» PROVIDED RECORDS
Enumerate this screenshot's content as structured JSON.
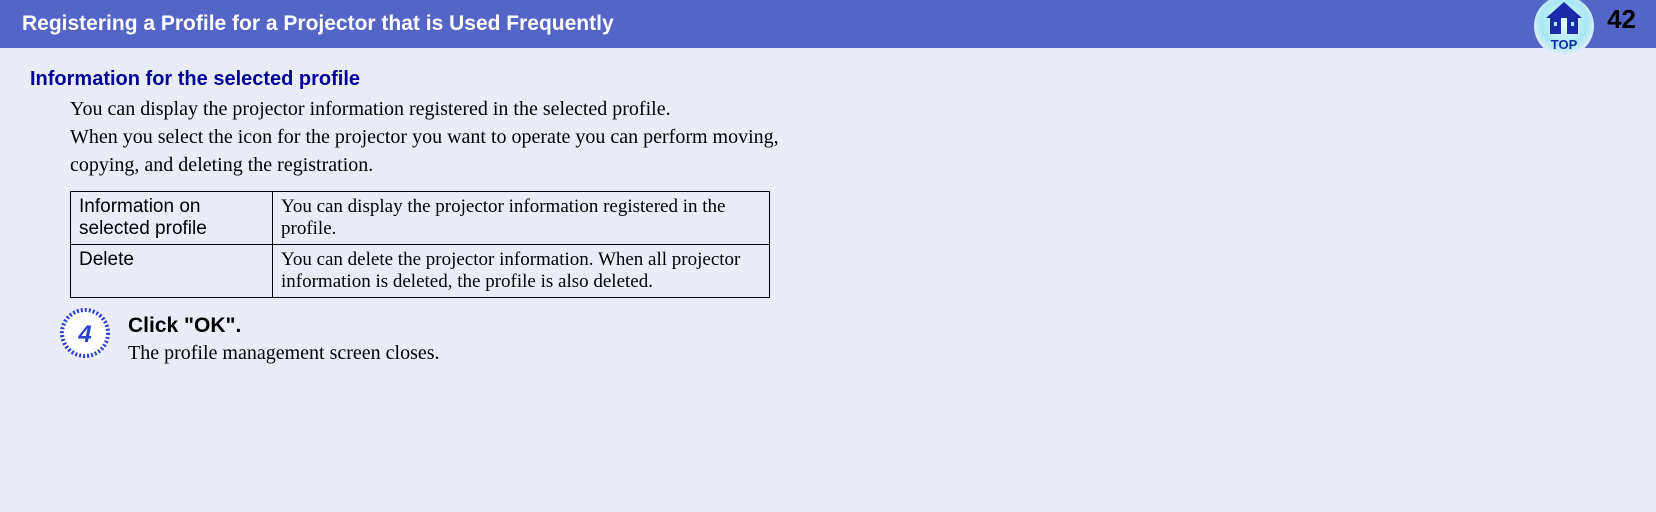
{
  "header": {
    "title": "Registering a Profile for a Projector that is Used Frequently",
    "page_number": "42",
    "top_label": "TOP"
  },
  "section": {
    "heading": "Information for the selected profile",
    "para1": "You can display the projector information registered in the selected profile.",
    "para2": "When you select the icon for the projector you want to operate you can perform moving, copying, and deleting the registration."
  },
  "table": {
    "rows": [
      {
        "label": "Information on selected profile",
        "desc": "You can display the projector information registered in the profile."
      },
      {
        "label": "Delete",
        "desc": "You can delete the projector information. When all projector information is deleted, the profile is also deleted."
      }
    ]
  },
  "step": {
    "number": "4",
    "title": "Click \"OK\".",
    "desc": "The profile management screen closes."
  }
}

--

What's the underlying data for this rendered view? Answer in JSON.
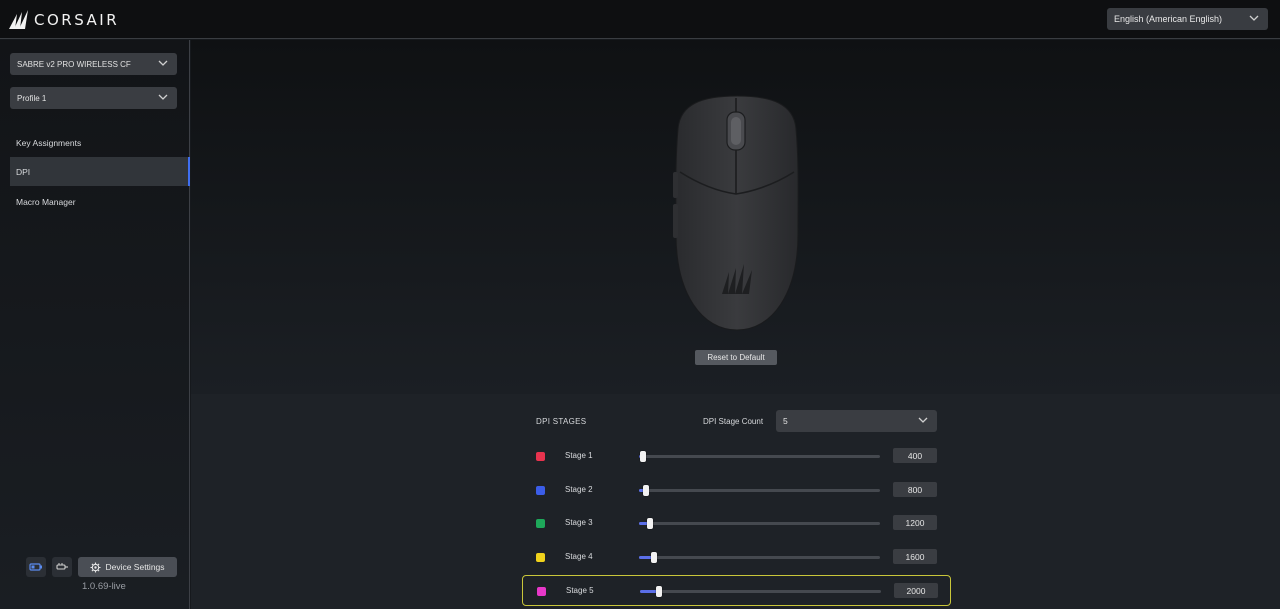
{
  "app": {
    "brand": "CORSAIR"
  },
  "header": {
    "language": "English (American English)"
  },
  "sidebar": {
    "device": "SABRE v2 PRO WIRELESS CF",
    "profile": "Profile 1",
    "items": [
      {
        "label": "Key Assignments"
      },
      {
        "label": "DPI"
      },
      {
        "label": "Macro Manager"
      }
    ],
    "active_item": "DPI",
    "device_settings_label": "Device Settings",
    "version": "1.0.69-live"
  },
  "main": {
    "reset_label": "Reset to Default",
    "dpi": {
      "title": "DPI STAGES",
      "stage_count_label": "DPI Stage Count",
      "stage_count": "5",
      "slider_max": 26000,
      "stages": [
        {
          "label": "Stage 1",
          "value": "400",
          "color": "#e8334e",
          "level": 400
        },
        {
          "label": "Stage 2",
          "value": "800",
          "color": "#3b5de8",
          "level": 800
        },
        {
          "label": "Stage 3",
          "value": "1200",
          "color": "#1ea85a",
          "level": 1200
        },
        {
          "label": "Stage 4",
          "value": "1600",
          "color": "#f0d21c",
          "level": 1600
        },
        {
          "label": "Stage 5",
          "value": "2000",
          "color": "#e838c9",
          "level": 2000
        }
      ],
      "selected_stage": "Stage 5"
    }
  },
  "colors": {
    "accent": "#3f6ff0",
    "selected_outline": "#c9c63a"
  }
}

» STATED EXERCISE
Return each line in the records that holds the string "title".

» EXPECTED ANSWER
    "title": "Registering a Profile for a Projector that is Used Frequently",
    "title": "Click \"OK\".",
      "title": "DPI STAGES",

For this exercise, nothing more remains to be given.